» **TASK DESCRIPTION**: The records should be repeated word for word, pictures excluded.

[Dataset items]
[Start]
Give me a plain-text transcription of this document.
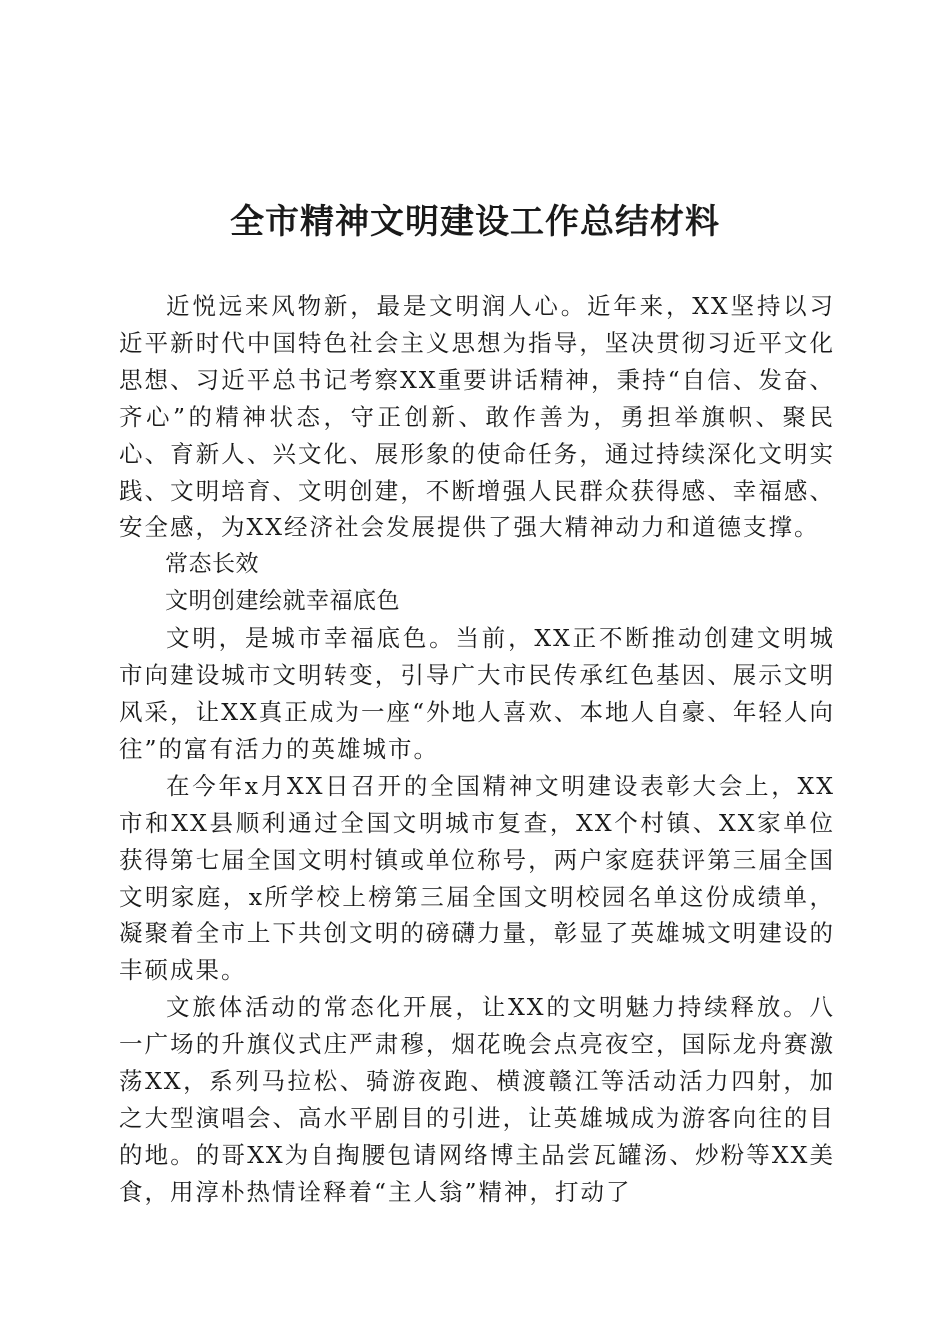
全市精神文明建设工作总结材料

近悦远来风物新，最是文明润人心。近年来，XX坚持以习近平新时代中国特色社会主义思想为指导，坚决贯彻习近平文化思想、习近平总书记考察XX重要讲话精神，秉持“自信、发奋、齐心”的精神状态，守正创新、敢作善为，勇担举旗帜、聚民心、育新人、兴文化、展形象的使命任务，通过持续深化文明实践、文明培育、文明创建，不断增强人民群众获得感、幸福感、安全感，为XX经济社会发展提供了强大精神动力和道德支撑。

常态长效

文明创建绘就幸福底色

文明，是城市幸福底色。当前，XX正不断推动创建文明城市向建设城市文明转变，引导广大市民传承红色基因、展示文明风采，让XX真正成为一座“外地人喜欢、本地人自豪、年轻人向往”的富有活力的英雄城市。

在今年x月XX日召开的全国精神文明建设表彰大会上，XX市和XX县顺利通过全国文明城市复查，XX个村镇、XX家单位获得第七届全国文明村镇或单位称号，两户家庭获评第三届全国文明家庭，x所学校上榜第三届全国文明校园名单这份成绩单，凝聚着全市上下共创文明的磅礴力量，彰显了英雄城文明建设的丰硕成果。

文旅体活动的常态化开展，让XX的文明魅力持续释放。八一广场的升旗仪式庄严肃穆，烟花晚会点亮夜空，国际龙舟赛激荡XX，系列马拉松、骑游夜跑、横渡赣江等活动活力四射，加之大型演唱会、高水平剧目的引进，让英雄城成为游客向往的目的地。的哥XX为自掏腰包请网络博主品尝瓦罐汤、炒粉等XX美食，用淳朴热情诠释着“主人翁”精神，打动了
[End]
» **EXERCISE OUTPUT**:
Give me a plain-text transcription of this document.
全市精神文明建设工作总结材料

近悦远来风物新，最是文明润人心。近年来，XX坚持以习近平新时代中国特色社会主义思想为指导，坚决贯彻习近平文化思想、习近平总书记考察XX重要讲话精神，秉持“自信、发奋、齐心”的精神状态，守正创新、敢作善为，勇担举旗帜、聚民心、育新人、兴文化、展形象的使命任务，通过持续深化文明实践、文明培育、文明创建，不断增强人民群众获得感、幸福感、安全感，为XX经济社会发展提供了强大精神动力和道德支撑。

常态长效

文明创建绘就幸福底色

文明，是城市幸福底色。当前，XX正不断推动创建文明城市向建设城市文明转变，引导广大市民传承红色基因、展示文明风采，让XX真正成为一座“外地人喜欢、本地人自豪、年轻人向往”的富有活力的英雄城市。

在今年x月XX日召开的全国精神文明建设表彰大会上，XX市和XX县顺利通过全国文明城市复查，XX个村镇、XX家单位获得第七届全国文明村镇或单位称号，两户家庭获评第三届全国文明家庭，x所学校上榜第三届全国文明校园名单这份成绩单，凝聚着全市上下共创文明的磅礴力量，彰显了英雄城文明建设的丰硕成果。

文旅体活动的常态化开展，让XX的文明魅力持续释放。八一广场的升旗仪式庄严肃穆，烟花晚会点亮夜空，国际龙舟赛激荡XX，系列马拉松、骑游夜跑、横渡赣江等活动活力四射，加之大型演唱会、高水平剧目的引进，让英雄城成为游客向往的目的地。的哥XX为自掏腰包请网络博主品尝瓦罐汤、炒粉等XX美食，用淳朴热情诠释着“主人翁”精神，打动了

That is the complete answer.